STATED GOAL – Print the records again, character for character.

Data records
--*--

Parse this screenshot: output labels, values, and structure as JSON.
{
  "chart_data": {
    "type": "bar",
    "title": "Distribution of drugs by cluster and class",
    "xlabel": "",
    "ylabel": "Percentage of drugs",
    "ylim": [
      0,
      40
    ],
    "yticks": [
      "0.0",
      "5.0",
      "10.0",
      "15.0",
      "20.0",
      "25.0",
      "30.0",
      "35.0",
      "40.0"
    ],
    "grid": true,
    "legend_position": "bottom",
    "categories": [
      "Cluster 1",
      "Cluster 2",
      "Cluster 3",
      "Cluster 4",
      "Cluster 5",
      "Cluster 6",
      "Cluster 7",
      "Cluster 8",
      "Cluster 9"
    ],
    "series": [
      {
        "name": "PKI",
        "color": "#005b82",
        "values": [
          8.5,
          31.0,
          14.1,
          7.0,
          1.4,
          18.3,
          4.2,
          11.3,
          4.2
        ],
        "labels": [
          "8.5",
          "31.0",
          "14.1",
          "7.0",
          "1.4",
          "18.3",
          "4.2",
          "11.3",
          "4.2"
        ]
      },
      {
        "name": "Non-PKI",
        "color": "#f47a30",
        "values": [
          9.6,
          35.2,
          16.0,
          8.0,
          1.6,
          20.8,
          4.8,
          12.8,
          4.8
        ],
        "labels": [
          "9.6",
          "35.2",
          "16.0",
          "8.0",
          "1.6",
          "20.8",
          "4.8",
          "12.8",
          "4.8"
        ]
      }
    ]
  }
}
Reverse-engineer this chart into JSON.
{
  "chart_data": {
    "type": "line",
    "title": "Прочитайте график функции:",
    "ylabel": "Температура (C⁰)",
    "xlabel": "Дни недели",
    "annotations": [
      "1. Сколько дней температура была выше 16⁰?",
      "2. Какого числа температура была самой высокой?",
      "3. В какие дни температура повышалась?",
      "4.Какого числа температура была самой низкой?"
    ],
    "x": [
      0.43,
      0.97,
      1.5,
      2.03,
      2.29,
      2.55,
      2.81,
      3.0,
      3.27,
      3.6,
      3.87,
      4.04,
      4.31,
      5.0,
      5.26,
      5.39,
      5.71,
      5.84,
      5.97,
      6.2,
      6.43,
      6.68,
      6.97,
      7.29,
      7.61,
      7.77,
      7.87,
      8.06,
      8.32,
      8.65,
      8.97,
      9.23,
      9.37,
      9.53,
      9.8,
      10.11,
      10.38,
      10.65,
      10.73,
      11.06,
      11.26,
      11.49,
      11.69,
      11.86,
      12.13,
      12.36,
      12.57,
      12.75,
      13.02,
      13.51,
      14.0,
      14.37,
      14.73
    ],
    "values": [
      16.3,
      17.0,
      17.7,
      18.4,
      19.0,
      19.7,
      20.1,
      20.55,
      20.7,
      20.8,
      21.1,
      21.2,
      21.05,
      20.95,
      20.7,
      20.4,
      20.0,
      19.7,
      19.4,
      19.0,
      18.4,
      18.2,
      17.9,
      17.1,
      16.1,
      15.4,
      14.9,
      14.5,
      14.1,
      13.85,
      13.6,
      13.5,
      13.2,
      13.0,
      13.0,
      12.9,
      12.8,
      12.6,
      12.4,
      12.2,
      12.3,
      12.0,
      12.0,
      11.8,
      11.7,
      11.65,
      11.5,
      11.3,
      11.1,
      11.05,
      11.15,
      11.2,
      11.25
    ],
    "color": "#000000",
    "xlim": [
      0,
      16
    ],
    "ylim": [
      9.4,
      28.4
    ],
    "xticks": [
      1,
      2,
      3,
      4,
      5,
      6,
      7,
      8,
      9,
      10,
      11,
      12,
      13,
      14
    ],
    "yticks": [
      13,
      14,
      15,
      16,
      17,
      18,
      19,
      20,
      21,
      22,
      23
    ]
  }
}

--*--

ANSWER TO THE PROBLEM –
Parse this screenshot: output labels, values, and structure as JSON.
{
  "chart_data": {
    "type": "bar",
    "title": "Distribution of drugs by cluster and class",
    "xlabel": "",
    "ylabel": "Percentage of drugs",
    "ylim": [
      0,
      40
    ],
    "yticks": [
      "0.0",
      "5.0",
      "10.0",
      "15.0",
      "20.0",
      "25.0",
      "30.0",
      "35.0",
      "40.0"
    ],
    "grid": true,
    "legend_position": "bottom",
    "categories": [
      "Cluster 1",
      "Cluster 2",
      "Cluster 3",
      "Cluster 4",
      "Cluster 5",
      "Cluster 6",
      "Cluster 7",
      "Cluster 8",
      "Cluster 9"
    ],
    "series": [
      {
        "name": "PKI",
        "color": "#005b82",
        "values": [
          8.5,
          31.0,
          14.1,
          7.0,
          1.4,
          18.3,
          4.2,
          11.3,
          4.2
        ],
        "labels": [
          "8.5",
          "31.0",
          "14.1",
          "7.0",
          "1.4",
          "18.3",
          "4.2",
          "11.3",
          "4.2"
        ]
      },
      {
        "name": "Non-PKI",
        "color": "#f47a30",
        "values": [
          9.6,
          35.2,
          16.0,
          8.0,
          1.6,
          20.8,
          4.8,
          12.8,
          4.8
        ],
        "labels": [
          "9.6",
          "35.2",
          "16.0",
          "8.0",
          "1.6",
          "20.8",
          "4.8",
          "12.8",
          "4.8"
        ]
      }
    ]
  }
}
Reverse-engineer this chart into JSON.
{
  "chart_data": {
    "type": "line",
    "title": "Прочитайте график функции:",
    "ylabel": "Температура (C⁰)",
    "xlabel": "Дни недели",
    "annotations": [
      "1. Сколько дней температура была выше 16⁰?",
      "2. Какого числа температура была самой высокой?",
      "3. В какие дни температура повышалась?",
      "4.Какого числа температура была самой низкой?"
    ],
    "x": [
      0.43,
      0.97,
      1.5,
      2.03,
      2.29,
      2.55,
      2.81,
      3.0,
      3.27,
      3.6,
      3.87,
      4.04,
      4.31,
      5.0,
      5.26,
      5.39,
      5.71,
      5.84,
      5.97,
      6.2,
      6.43,
      6.68,
      6.97,
      7.29,
      7.61,
      7.77,
      7.87,
      8.06,
      8.32,
      8.65,
      8.97,
      9.23,
      9.37,
      9.53,
      9.8,
      10.11,
      10.38,
      10.65,
      10.73,
      11.06,
      11.26,
      11.49,
      11.69,
      11.86,
      12.13,
      12.36,
      12.57,
      12.75,
      13.02,
      13.51,
      14.0,
      14.37,
      14.73
    ],
    "values": [
      16.3,
      17.0,
      17.7,
      18.4,
      19.0,
      19.7,
      20.1,
      20.55,
      20.7,
      20.8,
      21.1,
      21.2,
      21.05,
      20.95,
      20.7,
      20.4,
      20.0,
      19.7,
      19.4,
      19.0,
      18.4,
      18.2,
      17.9,
      17.1,
      16.1,
      15.4,
      14.9,
      14.5,
      14.1,
      13.85,
      13.6,
      13.5,
      13.2,
      13.0,
      13.0,
      12.9,
      12.8,
      12.6,
      12.4,
      12.2,
      12.3,
      12.0,
      12.0,
      11.8,
      11.7,
      11.65,
      11.5,
      11.3,
      11.1,
      11.05,
      11.15,
      11.2,
      11.25
    ],
    "color": "#000000",
    "xlim": [
      0,
      16
    ],
    "ylim": [
      9.4,
      28.4
    ],
    "xticks": [
      1,
      2,
      3,
      4,
      5,
      6,
      7,
      8,
      9,
      10,
      11,
      12,
      13,
      14
    ],
    "yticks": [
      13,
      14,
      15,
      16,
      17,
      18,
      19,
      20,
      21,
      22,
      23
    ]
  }
}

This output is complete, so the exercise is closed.